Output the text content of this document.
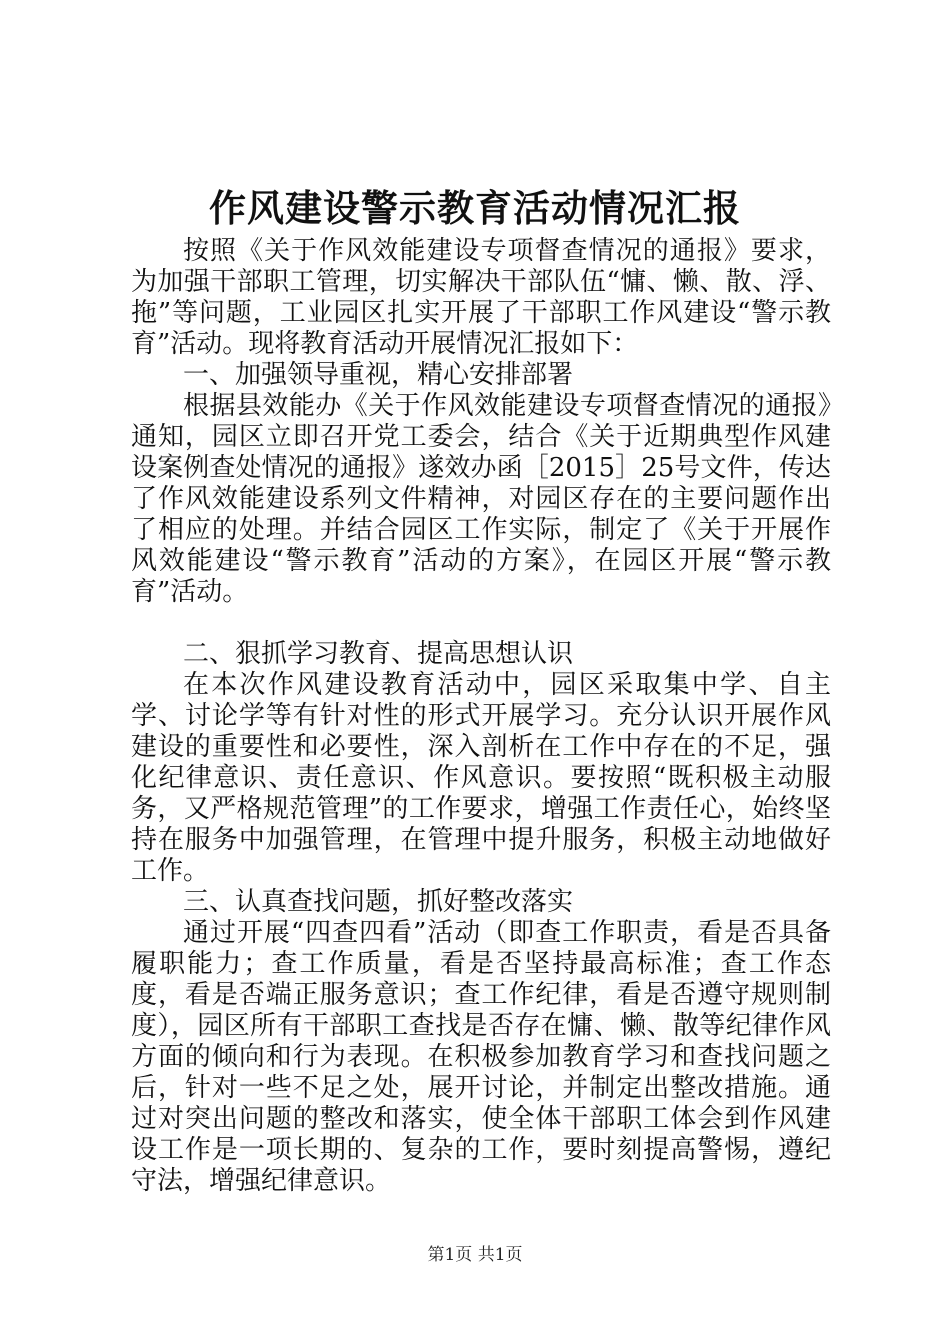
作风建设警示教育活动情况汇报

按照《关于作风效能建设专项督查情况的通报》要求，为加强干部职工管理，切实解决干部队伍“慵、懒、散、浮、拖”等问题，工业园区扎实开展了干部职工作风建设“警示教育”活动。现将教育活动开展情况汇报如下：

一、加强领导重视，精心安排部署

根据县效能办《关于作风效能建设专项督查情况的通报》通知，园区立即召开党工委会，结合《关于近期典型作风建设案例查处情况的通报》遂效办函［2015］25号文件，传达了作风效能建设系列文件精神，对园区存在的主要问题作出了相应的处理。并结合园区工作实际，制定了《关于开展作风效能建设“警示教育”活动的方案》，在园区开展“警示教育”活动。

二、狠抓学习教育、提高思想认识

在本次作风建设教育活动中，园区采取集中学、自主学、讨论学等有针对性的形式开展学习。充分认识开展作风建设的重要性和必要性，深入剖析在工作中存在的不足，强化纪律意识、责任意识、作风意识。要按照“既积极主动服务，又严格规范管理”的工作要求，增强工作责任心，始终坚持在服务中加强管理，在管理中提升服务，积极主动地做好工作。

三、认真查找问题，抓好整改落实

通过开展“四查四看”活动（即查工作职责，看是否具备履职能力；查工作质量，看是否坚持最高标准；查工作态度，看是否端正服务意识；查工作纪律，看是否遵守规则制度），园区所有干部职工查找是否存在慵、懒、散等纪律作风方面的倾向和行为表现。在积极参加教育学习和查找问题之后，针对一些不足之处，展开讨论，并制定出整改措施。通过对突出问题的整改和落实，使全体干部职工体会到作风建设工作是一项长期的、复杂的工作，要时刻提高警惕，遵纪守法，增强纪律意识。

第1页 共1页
****************************************
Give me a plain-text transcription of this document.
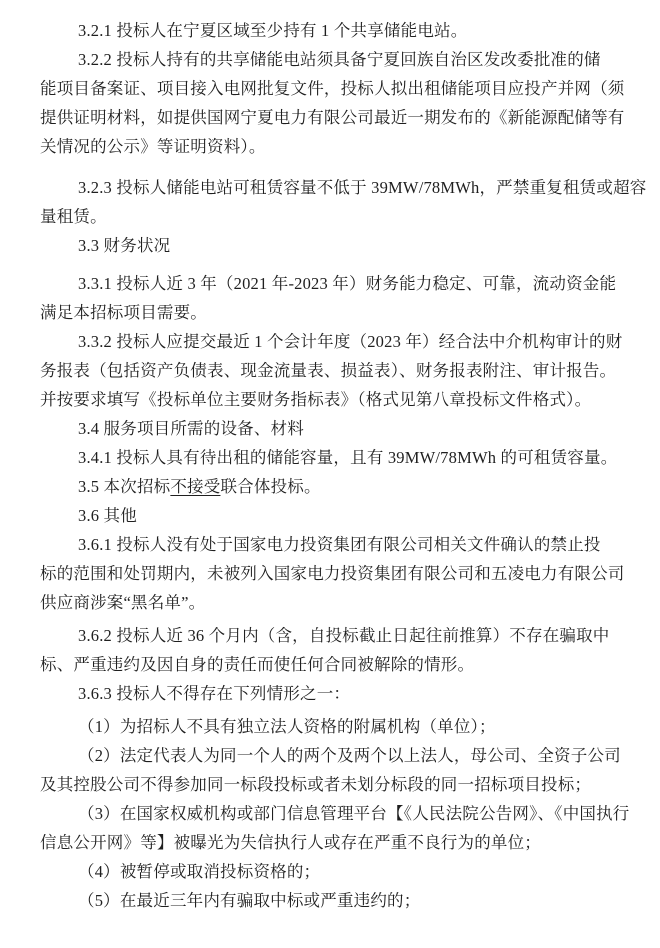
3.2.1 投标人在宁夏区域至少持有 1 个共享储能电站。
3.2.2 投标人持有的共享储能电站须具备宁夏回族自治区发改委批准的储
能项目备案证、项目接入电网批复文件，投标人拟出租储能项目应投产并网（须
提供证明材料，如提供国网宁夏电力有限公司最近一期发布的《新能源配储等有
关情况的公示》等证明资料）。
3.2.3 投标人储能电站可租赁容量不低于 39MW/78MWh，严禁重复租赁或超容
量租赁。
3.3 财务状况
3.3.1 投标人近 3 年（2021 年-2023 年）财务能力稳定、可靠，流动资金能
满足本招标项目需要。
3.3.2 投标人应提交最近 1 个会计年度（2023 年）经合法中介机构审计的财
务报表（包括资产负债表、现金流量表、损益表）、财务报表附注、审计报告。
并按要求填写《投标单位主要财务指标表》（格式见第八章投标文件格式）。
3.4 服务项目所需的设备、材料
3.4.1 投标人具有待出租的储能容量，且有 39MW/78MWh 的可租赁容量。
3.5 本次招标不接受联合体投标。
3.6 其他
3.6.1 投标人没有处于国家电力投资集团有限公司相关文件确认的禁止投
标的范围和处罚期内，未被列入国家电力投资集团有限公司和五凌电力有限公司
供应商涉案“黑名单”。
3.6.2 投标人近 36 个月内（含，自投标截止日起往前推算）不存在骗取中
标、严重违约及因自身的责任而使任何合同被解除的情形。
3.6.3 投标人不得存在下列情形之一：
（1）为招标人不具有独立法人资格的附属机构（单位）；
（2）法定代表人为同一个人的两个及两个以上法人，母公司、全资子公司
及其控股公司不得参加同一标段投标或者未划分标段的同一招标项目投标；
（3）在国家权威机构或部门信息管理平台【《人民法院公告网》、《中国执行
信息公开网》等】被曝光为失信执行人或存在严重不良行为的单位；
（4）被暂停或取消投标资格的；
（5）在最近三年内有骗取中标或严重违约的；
****************************************
**What this task involves:**
State how many lines of the listing above include the word "关于作风效能建设专项督查情况的通报". Give nothing but the number.

**Right answer:**
2